Your instructions —
Return all lines that include the string "Lesson".

Records for the exercise —
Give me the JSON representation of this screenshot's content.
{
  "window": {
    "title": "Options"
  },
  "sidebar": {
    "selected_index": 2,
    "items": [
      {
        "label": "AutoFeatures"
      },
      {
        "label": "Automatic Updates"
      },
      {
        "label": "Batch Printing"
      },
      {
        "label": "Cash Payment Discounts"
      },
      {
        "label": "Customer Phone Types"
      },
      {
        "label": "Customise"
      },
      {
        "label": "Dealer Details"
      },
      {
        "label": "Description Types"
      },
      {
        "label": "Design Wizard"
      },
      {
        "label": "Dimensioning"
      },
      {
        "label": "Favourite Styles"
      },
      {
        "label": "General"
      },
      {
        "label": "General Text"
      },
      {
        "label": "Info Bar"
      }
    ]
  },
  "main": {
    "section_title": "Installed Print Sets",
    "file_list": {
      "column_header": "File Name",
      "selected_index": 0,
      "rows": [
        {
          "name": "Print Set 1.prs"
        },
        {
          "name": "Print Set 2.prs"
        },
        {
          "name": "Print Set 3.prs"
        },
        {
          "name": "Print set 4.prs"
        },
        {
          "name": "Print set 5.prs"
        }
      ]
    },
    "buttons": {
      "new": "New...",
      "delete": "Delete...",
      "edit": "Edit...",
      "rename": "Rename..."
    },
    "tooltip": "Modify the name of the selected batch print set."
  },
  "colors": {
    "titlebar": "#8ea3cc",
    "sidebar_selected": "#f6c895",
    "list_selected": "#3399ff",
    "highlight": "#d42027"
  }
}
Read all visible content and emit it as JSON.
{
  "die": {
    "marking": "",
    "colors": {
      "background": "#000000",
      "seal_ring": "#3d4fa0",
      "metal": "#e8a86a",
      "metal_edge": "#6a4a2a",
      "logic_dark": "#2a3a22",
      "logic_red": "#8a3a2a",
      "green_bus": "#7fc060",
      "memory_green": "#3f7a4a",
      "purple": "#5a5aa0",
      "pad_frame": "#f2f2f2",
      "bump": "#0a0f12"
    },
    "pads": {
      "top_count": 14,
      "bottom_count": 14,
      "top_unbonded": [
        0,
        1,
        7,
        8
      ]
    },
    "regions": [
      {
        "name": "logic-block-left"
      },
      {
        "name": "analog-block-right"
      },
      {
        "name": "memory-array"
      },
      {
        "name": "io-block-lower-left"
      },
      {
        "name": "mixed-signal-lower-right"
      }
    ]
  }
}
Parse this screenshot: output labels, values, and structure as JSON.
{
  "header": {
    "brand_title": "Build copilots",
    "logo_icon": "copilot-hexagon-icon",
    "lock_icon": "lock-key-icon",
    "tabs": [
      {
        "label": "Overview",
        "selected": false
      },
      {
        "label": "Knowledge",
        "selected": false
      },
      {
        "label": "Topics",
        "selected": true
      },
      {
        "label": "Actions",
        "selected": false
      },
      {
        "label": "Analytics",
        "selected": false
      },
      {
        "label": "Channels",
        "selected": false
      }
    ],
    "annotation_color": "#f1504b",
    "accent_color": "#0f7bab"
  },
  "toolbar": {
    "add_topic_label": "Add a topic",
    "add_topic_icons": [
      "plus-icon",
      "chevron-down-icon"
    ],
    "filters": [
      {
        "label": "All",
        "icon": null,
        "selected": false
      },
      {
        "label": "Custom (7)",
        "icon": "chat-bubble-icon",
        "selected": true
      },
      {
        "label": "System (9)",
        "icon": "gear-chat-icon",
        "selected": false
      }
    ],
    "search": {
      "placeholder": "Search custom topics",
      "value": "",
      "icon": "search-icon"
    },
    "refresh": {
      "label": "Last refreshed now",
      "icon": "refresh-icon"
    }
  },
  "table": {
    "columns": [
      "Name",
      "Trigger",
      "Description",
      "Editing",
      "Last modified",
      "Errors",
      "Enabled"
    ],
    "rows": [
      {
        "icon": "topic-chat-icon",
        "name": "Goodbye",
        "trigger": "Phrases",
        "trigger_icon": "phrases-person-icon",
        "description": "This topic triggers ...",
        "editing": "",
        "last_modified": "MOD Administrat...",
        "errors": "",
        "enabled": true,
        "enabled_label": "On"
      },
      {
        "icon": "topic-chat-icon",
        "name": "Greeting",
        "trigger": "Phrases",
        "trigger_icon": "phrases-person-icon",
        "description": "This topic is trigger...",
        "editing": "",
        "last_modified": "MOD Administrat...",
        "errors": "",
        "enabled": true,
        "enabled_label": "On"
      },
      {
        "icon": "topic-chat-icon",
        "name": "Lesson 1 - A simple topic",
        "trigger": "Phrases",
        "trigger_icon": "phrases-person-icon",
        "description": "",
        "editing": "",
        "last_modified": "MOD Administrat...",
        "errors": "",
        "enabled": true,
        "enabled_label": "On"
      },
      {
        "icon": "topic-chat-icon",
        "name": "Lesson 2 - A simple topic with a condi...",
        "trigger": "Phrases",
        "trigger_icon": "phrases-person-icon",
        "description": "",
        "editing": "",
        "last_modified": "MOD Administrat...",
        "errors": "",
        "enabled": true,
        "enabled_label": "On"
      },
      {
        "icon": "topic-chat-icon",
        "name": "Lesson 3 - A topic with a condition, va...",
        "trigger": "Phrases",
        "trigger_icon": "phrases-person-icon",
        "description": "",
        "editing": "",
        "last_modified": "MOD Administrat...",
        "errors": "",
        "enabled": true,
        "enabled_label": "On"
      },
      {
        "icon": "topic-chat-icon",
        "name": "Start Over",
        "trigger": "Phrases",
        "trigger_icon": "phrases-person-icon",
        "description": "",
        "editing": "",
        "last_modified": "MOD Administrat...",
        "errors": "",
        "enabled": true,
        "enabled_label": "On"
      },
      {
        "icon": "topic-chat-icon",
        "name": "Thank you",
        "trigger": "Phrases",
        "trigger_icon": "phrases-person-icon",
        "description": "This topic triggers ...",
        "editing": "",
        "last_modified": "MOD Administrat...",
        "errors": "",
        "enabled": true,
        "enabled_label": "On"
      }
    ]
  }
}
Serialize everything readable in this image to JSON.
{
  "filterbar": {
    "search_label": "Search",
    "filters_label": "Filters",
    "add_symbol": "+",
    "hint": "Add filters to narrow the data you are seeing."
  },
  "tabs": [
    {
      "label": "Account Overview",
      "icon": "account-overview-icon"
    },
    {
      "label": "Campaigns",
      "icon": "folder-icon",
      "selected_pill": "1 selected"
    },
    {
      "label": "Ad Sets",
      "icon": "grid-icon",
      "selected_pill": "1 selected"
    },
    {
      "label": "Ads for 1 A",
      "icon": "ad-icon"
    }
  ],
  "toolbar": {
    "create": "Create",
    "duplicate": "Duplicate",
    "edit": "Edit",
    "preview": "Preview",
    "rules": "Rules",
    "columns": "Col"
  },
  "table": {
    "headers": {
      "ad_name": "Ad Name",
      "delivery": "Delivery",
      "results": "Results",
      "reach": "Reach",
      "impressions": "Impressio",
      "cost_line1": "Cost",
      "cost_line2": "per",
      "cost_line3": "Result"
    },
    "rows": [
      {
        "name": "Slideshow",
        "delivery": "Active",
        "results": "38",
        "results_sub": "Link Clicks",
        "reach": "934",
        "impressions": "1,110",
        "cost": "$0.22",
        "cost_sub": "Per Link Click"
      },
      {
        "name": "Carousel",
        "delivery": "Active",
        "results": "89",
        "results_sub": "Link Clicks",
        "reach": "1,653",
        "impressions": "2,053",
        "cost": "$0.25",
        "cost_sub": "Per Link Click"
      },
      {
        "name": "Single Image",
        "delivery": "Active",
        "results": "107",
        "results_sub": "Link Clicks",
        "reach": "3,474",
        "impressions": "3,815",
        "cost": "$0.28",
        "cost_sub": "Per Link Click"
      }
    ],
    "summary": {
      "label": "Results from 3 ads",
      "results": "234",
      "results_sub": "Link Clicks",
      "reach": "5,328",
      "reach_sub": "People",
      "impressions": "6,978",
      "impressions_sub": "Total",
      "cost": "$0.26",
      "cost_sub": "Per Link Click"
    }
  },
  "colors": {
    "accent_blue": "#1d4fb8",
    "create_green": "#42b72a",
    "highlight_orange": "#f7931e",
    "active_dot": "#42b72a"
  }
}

Written answer —
        "name": "Lesson 1 - A simple topic",
        "name": "Lesson 2 - A simple topic with a condi...",
        "name": "Lesson 3 - A topic with a condition, va...",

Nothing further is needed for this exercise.